• WHAT YOU HAVE TO DO: Copy out every row from the one containing "feature-popup: Wildcat Stadium" down to the one containing "tab-menu[interactable]: Menu: [383, 808, 483, 888]", both included, unchanged.

-------- RECORDS FOR THIS EXERCISE --------

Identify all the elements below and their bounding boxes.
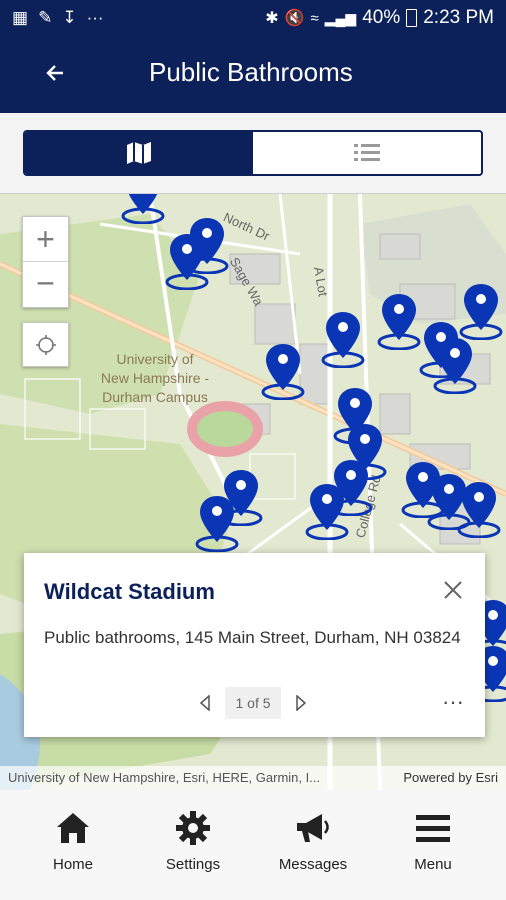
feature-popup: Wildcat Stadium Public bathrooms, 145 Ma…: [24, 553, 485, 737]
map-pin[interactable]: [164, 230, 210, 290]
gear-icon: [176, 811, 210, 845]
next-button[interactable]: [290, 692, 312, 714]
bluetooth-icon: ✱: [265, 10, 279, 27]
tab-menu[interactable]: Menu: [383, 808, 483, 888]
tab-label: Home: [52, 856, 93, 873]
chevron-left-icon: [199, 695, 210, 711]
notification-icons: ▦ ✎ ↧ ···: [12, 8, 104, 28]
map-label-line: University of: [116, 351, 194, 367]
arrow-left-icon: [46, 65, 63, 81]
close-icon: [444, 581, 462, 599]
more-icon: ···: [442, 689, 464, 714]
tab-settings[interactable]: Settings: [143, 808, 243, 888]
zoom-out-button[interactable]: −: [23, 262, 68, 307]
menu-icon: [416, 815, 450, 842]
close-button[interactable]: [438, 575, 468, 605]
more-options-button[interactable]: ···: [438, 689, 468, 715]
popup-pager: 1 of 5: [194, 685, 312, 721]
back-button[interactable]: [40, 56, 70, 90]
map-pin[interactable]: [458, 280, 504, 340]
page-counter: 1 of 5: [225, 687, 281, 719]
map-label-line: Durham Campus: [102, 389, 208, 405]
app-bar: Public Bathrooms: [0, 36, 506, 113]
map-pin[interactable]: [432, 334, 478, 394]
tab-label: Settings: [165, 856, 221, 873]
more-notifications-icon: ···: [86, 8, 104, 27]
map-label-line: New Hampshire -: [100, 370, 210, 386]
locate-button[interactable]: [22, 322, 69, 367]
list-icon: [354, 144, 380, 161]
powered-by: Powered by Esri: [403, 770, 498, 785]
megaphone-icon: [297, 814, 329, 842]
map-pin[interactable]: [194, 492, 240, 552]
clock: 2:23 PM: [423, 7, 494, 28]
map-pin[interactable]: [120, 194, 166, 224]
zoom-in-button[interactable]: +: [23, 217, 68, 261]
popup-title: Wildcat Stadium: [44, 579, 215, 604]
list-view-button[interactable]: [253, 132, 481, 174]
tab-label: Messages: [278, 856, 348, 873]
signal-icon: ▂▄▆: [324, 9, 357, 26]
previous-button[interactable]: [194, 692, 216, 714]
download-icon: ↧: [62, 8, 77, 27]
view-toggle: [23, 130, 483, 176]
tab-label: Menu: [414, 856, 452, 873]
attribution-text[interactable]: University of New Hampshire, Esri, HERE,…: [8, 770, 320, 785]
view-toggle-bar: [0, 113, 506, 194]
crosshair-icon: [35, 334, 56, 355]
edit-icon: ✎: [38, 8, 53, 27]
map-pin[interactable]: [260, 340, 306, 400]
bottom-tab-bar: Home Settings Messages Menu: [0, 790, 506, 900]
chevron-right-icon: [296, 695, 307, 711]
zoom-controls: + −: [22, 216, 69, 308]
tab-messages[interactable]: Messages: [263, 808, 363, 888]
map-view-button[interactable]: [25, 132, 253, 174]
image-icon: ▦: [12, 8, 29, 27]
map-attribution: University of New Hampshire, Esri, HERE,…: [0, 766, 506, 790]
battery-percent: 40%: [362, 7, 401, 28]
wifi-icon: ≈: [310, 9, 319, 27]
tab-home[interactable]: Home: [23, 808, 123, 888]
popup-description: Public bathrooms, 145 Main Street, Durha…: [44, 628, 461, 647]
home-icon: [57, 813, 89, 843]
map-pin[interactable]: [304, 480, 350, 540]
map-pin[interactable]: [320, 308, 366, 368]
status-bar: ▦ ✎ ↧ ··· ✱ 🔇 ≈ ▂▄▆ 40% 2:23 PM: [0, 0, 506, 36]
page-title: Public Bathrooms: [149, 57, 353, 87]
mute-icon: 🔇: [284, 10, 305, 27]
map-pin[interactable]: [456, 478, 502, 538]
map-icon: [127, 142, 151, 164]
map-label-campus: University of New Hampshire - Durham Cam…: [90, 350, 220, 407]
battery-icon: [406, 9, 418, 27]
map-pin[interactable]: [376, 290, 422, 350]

--------

• ANSWER TO THIS PROBLEM:
feature-popup: Wildcat Stadium Public bathrooms, 145 Ma…: [24, 553, 485, 737]
map-pin[interactable]: [164, 230, 210, 290]
gear-icon: [176, 811, 210, 845]
next-button[interactable]: [290, 692, 312, 714]
bluetooth-icon: ✱: [265, 10, 279, 27]
tab-menu[interactable]: Menu: [383, 808, 483, 888]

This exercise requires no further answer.